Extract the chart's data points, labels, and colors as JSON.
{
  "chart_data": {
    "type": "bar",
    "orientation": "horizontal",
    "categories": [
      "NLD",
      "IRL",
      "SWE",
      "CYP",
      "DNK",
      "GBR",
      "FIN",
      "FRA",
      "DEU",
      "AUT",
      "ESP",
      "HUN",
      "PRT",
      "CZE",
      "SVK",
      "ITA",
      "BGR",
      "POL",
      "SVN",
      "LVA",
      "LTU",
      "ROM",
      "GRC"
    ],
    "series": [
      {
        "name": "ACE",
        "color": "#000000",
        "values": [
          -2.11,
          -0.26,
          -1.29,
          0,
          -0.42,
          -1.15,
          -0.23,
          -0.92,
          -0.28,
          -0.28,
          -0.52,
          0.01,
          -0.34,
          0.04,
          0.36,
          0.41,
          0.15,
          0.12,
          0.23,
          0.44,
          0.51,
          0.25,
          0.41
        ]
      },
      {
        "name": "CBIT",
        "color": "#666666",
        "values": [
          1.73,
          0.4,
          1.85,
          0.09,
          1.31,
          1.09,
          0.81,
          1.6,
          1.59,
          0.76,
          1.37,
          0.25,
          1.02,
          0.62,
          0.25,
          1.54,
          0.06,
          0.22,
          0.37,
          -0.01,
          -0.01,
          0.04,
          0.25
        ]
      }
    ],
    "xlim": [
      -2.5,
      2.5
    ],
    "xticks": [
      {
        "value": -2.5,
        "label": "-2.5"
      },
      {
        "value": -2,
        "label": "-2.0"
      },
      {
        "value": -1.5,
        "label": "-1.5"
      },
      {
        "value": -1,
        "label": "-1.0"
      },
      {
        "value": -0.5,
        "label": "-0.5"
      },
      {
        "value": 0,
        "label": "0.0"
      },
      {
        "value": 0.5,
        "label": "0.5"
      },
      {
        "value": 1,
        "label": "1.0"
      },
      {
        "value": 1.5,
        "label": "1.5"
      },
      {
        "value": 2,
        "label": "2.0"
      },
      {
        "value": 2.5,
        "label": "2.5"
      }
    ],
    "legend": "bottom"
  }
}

• • •

Please repeat all the records above exactly as they appear.

Extract the chart's data points, labels, and colors as JSON.
{
  "chart_data": {
    "type": "bar",
    "orientation": "horizontal",
    "categories": [
      "NLD",
      "IRL",
      "SWE",
      "CYP",
      "DNK",
      "GBR",
      "FIN",
      "FRA",
      "DEU",
      "AUT",
      "ESP",
      "HUN",
      "PRT",
      "CZE",
      "SVK",
      "ITA",
      "BGR",
      "POL",
      "SVN",
      "LVA",
      "LTU",
      "ROM",
      "GRC"
    ],
    "series": [
      {
        "name": "ACE",
        "color": "#000000",
        "values": [
          -2.11,
          -0.26,
          -1.29,
          0,
          -0.42,
          -1.15,
          -0.23,
          -0.92,
          -0.28,
          -0.28,
          -0.52,
          0.01,
          -0.34,
          0.04,
          0.36,
          0.41,
          0.15,
          0.12,
          0.23,
          0.44,
          0.51,
          0.25,
          0.41
        ]
      },
      {
        "name": "CBIT",
        "color": "#666666",
        "values": [
          1.73,
          0.4,
          1.85,
          0.09,
          1.31,
          1.09,
          0.81,
          1.6,
          1.59,
          0.76,
          1.37,
          0.25,
          1.02,
          0.62,
          0.25,
          1.54,
          0.06,
          0.22,
          0.37,
          -0.01,
          -0.01,
          0.04,
          0.25
        ]
      }
    ],
    "xlim": [
      -2.5,
      2.5
    ],
    "xticks": [
      {
        "value": -2.5,
        "label": "-2.5"
      },
      {
        "value": -2,
        "label": "-2.0"
      },
      {
        "value": -1.5,
        "label": "-1.5"
      },
      {
        "value": -1,
        "label": "-1.0"
      },
      {
        "value": -0.5,
        "label": "-0.5"
      },
      {
        "value": 0,
        "label": "0.0"
      },
      {
        "value": 0.5,
        "label": "0.5"
      },
      {
        "value": 1,
        "label": "1.0"
      },
      {
        "value": 1.5,
        "label": "1.5"
      },
      {
        "value": 2,
        "label": "2.0"
      },
      {
        "value": 2.5,
        "label": "2.5"
      }
    ],
    "legend": "bottom"
  }
}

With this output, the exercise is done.